Repeat, line for line, the entries printed below.

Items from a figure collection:
--
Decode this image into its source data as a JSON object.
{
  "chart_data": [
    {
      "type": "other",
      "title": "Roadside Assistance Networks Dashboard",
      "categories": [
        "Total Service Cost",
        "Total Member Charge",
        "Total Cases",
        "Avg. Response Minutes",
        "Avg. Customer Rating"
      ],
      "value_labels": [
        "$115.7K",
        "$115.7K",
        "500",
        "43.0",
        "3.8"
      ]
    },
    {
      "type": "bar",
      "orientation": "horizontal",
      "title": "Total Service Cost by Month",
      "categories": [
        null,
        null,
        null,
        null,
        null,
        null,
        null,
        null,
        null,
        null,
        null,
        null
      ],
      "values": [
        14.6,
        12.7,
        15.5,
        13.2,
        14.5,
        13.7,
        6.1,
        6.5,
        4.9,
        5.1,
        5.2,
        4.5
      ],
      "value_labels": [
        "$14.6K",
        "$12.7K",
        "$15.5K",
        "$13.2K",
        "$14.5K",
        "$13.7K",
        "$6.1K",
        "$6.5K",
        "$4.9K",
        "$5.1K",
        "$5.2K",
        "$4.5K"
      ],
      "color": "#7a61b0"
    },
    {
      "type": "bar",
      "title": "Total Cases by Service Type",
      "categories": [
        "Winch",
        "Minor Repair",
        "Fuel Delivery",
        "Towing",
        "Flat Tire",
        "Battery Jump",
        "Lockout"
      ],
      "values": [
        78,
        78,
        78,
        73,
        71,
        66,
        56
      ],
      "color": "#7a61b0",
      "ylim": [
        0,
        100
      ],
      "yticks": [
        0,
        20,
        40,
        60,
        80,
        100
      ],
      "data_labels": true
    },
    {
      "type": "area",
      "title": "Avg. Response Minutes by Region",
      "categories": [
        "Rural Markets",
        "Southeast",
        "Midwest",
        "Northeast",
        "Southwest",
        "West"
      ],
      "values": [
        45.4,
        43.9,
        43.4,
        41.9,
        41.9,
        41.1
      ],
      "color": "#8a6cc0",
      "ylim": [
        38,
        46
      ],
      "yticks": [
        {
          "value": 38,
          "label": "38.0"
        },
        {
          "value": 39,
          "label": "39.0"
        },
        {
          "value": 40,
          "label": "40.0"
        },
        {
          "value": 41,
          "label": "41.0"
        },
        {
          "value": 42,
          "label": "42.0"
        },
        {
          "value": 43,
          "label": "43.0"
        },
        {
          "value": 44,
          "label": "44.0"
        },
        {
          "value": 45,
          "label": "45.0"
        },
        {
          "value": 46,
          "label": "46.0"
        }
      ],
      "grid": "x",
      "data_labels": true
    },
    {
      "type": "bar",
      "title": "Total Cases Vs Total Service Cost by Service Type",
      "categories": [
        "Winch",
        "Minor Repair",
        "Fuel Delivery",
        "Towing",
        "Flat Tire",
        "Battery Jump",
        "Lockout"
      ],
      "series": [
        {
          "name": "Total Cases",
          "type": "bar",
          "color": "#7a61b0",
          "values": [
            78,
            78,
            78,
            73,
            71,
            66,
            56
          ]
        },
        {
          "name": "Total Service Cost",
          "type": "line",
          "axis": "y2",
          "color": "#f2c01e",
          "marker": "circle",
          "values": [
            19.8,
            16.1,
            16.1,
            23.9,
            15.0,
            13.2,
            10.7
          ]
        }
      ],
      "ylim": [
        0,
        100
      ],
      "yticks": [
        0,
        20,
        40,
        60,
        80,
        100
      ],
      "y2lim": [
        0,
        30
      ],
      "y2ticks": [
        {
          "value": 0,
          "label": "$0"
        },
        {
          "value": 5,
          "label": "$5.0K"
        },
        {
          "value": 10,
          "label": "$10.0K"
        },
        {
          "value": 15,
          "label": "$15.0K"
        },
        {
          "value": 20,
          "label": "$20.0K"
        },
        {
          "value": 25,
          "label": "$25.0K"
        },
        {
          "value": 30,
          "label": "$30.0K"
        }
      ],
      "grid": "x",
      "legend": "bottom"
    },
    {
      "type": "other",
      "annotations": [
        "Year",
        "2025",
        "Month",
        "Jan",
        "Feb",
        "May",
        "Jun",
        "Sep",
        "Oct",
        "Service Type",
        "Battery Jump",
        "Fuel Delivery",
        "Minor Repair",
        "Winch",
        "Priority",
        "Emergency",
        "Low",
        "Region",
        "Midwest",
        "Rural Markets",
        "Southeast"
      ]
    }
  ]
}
--
**SOLUTION BELOW:**
Decode this image into its source data as a JSON object.
{
  "chart_data": [
    {
      "type": "other",
      "title": "Roadside Assistance Networks Dashboard",
      "categories": [
        "Total Service Cost",
        "Total Member Charge",
        "Total Cases",
        "Avg. Response Minutes",
        "Avg. Customer Rating"
      ],
      "value_labels": [
        "$115.7K",
        "$115.7K",
        "500",
        "43.0",
        "3.8"
      ]
    },
    {
      "type": "bar",
      "orientation": "horizontal",
      "title": "Total Service Cost by Month",
      "categories": [
        null,
        null,
        null,
        null,
        null,
        null,
        null,
        null,
        null,
        null,
        null,
        null
      ],
      "values": [
        14.6,
        12.7,
        15.5,
        13.2,
        14.5,
        13.7,
        6.1,
        6.5,
        4.9,
        5.1,
        5.2,
        4.5
      ],
      "value_labels": [
        "$14.6K",
        "$12.7K",
        "$15.5K",
        "$13.2K",
        "$14.5K",
        "$13.7K",
        "$6.1K",
        "$6.5K",
        "$4.9K",
        "$5.1K",
        "$5.2K",
        "$4.5K"
      ],
      "color": "#7a61b0"
    },
    {
      "type": "bar",
      "title": "Total Cases by Service Type",
      "categories": [
        "Winch",
        "Minor Repair",
        "Fuel Delivery",
        "Towing",
        "Flat Tire",
        "Battery Jump",
        "Lockout"
      ],
      "values": [
        78,
        78,
        78,
        73,
        71,
        66,
        56
      ],
      "color": "#7a61b0",
      "ylim": [
        0,
        100
      ],
      "yticks": [
        0,
        20,
        40,
        60,
        80,
        100
      ],
      "data_labels": true
    },
    {
      "type": "area",
      "title": "Avg. Response Minutes by Region",
      "categories": [
        "Rural Markets",
        "Southeast",
        "Midwest",
        "Northeast",
        "Southwest",
        "West"
      ],
      "values": [
        45.4,
        43.9,
        43.4,
        41.9,
        41.9,
        41.1
      ],
      "color": "#8a6cc0",
      "ylim": [
        38,
        46
      ],
      "yticks": [
        {
          "value": 38,
          "label": "38.0"
        },
        {
          "value": 39,
          "label": "39.0"
        },
        {
          "value": 40,
          "label": "40.0"
        },
        {
          "value": 41,
          "label": "41.0"
        },
        {
          "value": 42,
          "label": "42.0"
        },
        {
          "value": 43,
          "label": "43.0"
        },
        {
          "value": 44,
          "label": "44.0"
        },
        {
          "value": 45,
          "label": "45.0"
        },
        {
          "value": 46,
          "label": "46.0"
        }
      ],
      "grid": "x",
      "data_labels": true
    },
    {
      "type": "bar",
      "title": "Total Cases Vs Total Service Cost by Service Type",
      "categories": [
        "Winch",
        "Minor Repair",
        "Fuel Delivery",
        "Towing",
        "Flat Tire",
        "Battery Jump",
        "Lockout"
      ],
      "series": [
        {
          "name": "Total Cases",
          "type": "bar",
          "color": "#7a61b0",
          "values": [
            78,
            78,
            78,
            73,
            71,
            66,
            56
          ]
        },
        {
          "name": "Total Service Cost",
          "type": "line",
          "axis": "y2",
          "color": "#f2c01e",
          "marker": "circle",
          "values": [
            19.8,
            16.1,
            16.1,
            23.9,
            15.0,
            13.2,
            10.7
          ]
        }
      ],
      "ylim": [
        0,
        100
      ],
      "yticks": [
        0,
        20,
        40,
        60,
        80,
        100
      ],
      "y2lim": [
        0,
        30
      ],
      "y2ticks": [
        {
          "value": 0,
          "label": "$0"
        },
        {
          "value": 5,
          "label": "$5.0K"
        },
        {
          "value": 10,
          "label": "$10.0K"
        },
        {
          "value": 15,
          "label": "$15.0K"
        },
        {
          "value": 20,
          "label": "$20.0K"
        },
        {
          "value": 25,
          "label": "$25.0K"
        },
        {
          "value": 30,
          "label": "$30.0K"
        }
      ],
      "grid": "x",
      "legend": "bottom"
    },
    {
      "type": "other",
      "annotations": [
        "Year",
        "2025",
        "Month",
        "Jan",
        "Feb",
        "May",
        "Jun",
        "Sep",
        "Oct",
        "Service Type",
        "Battery Jump",
        "Fuel Delivery",
        "Minor Repair",
        "Winch",
        "Priority",
        "Emergency",
        "Low",
        "Region",
        "Midwest",
        "Rural Markets",
        "Southeast"
      ]
    }
  ]
}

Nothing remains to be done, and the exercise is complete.